EXERCISE DETAILS: Look for the word "this" in the entries below, then copy every line that has it.

[Stored items]
+++++

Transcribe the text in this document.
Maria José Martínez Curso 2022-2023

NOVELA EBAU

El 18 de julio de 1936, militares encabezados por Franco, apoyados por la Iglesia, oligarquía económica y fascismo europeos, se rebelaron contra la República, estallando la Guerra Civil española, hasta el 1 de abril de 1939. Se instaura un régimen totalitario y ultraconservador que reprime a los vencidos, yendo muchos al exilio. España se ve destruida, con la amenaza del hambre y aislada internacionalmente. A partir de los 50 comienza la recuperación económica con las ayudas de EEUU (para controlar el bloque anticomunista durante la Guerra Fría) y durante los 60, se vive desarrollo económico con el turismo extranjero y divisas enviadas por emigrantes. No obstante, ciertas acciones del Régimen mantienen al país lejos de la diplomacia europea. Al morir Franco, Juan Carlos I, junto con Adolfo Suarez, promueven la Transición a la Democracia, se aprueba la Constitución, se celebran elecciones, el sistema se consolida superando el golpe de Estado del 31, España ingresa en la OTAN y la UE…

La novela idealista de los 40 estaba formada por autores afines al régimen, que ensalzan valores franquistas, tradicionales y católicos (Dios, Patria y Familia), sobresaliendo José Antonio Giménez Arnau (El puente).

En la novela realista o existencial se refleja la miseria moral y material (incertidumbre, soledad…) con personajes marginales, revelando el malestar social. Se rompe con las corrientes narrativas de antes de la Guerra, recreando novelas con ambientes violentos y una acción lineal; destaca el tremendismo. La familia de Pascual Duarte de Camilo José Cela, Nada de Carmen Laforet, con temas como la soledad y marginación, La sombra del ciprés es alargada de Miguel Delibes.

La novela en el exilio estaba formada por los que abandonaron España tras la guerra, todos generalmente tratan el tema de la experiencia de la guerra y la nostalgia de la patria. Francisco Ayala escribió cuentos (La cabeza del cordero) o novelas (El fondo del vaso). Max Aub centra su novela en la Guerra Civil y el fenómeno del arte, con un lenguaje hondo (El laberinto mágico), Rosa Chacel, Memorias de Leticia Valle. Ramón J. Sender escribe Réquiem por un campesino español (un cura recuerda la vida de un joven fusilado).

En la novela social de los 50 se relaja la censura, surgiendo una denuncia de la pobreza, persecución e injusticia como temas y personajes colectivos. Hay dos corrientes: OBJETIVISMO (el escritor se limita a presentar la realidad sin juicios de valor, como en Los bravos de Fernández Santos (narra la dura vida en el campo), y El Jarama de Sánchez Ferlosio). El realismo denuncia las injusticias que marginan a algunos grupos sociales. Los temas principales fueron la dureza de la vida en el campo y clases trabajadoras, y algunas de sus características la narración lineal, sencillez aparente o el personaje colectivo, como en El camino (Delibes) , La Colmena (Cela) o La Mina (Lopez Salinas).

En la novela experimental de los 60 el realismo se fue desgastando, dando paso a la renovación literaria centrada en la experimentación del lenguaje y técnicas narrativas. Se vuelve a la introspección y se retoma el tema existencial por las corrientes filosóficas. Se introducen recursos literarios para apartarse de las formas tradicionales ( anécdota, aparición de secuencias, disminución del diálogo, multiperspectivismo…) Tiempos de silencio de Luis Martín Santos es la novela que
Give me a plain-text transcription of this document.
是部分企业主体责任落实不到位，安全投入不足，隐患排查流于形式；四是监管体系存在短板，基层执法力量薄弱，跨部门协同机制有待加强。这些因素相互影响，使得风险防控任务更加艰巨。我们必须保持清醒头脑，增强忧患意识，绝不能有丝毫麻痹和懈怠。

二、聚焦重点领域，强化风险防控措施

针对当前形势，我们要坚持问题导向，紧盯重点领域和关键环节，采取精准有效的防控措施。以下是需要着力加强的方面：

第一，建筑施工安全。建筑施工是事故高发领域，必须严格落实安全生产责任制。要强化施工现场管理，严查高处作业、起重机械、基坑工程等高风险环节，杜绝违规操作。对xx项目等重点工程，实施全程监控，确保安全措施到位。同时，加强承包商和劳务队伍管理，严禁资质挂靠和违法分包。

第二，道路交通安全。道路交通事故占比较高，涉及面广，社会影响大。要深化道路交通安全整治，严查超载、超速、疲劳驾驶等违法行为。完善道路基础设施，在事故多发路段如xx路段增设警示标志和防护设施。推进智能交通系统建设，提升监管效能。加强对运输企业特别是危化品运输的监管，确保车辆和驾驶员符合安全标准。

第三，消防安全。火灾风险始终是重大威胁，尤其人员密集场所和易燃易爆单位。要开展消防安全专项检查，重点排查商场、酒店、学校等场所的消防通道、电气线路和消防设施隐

+++++

CORRECT OUTPUT:
Transcribe the text in this document.
Give me a plain-text transcription of this document.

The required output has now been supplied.